Dataset entries:
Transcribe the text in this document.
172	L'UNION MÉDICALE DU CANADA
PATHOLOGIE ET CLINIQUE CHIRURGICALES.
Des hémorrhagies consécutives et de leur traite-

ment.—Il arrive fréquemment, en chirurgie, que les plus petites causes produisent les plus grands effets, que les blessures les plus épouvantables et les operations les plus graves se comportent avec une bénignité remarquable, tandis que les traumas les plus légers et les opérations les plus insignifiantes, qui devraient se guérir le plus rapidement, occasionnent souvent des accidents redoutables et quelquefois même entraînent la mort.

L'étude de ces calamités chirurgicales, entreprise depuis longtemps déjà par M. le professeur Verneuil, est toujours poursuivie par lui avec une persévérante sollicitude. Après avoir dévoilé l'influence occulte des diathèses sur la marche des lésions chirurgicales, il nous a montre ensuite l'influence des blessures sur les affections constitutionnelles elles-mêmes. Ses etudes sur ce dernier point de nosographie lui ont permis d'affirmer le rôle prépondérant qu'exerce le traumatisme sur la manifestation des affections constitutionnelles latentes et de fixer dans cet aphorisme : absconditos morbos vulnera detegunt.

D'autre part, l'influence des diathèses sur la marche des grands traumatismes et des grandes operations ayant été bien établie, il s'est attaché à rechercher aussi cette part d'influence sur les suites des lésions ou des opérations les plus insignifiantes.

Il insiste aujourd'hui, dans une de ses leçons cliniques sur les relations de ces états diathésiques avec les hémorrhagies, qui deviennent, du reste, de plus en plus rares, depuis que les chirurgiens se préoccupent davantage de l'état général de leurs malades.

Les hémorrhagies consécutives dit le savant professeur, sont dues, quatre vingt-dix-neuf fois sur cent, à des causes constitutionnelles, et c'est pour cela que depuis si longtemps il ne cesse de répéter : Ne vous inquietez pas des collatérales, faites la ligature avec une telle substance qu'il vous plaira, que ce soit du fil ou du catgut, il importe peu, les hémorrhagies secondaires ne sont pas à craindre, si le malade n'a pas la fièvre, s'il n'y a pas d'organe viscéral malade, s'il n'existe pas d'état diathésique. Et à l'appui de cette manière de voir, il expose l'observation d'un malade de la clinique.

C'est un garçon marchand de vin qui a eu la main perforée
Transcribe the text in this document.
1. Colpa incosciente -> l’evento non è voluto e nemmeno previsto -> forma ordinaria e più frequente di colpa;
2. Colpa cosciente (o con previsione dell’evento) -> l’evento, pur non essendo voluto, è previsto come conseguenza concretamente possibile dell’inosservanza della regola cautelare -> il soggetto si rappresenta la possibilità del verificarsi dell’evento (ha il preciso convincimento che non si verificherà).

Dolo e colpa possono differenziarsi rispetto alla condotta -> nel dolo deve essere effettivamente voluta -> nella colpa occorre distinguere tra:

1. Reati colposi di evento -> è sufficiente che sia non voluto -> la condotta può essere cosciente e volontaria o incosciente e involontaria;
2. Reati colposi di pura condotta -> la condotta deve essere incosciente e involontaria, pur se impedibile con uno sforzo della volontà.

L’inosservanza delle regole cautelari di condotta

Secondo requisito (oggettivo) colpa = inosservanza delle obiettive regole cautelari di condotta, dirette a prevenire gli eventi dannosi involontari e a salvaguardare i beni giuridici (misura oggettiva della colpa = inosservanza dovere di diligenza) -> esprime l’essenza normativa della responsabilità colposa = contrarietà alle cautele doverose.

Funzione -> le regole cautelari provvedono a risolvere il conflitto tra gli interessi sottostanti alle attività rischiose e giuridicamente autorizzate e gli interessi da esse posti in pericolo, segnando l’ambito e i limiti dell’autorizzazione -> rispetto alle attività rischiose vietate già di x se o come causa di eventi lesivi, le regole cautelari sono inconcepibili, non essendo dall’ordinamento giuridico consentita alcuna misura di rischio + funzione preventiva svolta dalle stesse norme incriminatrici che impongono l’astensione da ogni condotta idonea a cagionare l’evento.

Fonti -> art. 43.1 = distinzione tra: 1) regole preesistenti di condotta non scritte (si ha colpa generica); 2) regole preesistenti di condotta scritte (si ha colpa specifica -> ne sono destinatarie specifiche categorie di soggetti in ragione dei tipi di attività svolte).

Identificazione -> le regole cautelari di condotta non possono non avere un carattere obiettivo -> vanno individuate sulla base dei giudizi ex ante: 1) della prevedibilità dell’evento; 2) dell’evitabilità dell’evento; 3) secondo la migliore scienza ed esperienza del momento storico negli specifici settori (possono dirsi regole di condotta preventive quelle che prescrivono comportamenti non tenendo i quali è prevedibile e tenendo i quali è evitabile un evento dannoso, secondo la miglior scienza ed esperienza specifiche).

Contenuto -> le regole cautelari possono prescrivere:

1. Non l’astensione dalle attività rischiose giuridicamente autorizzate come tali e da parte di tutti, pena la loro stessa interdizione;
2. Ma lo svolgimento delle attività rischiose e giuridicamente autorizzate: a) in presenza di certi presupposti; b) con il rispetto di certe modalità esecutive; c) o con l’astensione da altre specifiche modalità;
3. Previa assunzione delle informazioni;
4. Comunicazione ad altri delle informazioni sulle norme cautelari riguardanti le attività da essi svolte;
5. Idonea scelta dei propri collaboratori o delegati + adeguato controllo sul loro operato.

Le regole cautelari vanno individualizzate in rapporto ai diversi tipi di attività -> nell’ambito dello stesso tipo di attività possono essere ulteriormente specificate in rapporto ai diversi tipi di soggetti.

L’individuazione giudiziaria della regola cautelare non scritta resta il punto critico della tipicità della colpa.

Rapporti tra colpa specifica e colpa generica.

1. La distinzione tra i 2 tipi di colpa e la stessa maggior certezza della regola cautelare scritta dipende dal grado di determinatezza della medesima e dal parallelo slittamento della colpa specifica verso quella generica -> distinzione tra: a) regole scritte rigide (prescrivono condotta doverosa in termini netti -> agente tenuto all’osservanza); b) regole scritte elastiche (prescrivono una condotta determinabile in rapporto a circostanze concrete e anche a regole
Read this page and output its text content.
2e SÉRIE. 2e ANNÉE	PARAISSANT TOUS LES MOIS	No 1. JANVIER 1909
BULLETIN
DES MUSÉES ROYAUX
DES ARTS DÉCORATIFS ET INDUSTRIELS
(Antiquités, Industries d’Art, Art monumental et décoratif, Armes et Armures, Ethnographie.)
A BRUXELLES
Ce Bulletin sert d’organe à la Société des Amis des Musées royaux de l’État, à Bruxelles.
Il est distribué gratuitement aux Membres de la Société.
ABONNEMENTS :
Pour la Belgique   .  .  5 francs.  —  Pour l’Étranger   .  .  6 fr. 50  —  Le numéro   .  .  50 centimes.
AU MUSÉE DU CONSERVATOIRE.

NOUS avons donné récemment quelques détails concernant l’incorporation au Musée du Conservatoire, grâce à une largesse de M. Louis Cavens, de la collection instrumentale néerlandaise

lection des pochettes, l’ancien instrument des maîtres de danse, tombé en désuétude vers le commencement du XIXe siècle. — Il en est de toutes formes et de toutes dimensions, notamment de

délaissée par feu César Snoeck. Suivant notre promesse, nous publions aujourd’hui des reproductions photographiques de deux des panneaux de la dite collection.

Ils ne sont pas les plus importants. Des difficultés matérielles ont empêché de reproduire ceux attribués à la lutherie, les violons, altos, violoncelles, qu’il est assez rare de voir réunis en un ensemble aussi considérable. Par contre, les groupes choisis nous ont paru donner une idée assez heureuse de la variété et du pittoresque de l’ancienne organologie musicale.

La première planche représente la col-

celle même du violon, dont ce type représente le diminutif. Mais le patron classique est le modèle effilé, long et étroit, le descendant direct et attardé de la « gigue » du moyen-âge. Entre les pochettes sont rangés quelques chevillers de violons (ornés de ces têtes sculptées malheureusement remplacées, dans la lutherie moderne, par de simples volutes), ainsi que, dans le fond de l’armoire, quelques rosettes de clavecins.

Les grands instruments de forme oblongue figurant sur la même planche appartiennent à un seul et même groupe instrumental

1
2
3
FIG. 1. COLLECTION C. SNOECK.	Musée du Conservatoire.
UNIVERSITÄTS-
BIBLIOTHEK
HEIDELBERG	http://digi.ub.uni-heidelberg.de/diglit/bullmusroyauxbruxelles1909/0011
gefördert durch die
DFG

What to produce: Return every line from the records above that holds the word "longtemps".

Response to the exercise:
L'étude de ces calamités chirurgicales, entreprise depuis longtemps déjà par M. le professeur Verneuil, est toujours poursuivie par lui avec une persévérante sollicitude. Après avoir dévoilé l'influence occulte des diathèses sur la marche des lésions chirurgicales, il nous a montre ensuite l'influence des blessures sur les affections constitutionnelles elles-mêmes. Ses etudes sur ce dernier point de nosographie lui ont permis d'affirmer le rôle prépondérant qu'exerce le traumatisme sur la manifestation des affections constitutionnelles latentes et de fixer dans cet aphorisme : absconditos morbos vulnera detegunt.
Les hémorrhagies consécutives dit le savant professeur, sont dues, quatre vingt-dix-neuf fois sur cent, à des causes constitutionnelles, et c'est pour cela que depuis si longtemps il ne cesse de répéter : Ne vous inquietez pas des collatérales, faites la ligature avec une telle substance qu'il vous plaira, que ce soit du fil ou du catgut, il importe peu, les hémorrhagies secondaires ne sont pas à craindre, si le malade n'a pas la fièvre, s'il n'y a pas d'organe viscéral malade, s'il n'existe pas d'état diathésique. Et à l'appui de cette manière de voir, il expose l'observation d'un malade de la clinique.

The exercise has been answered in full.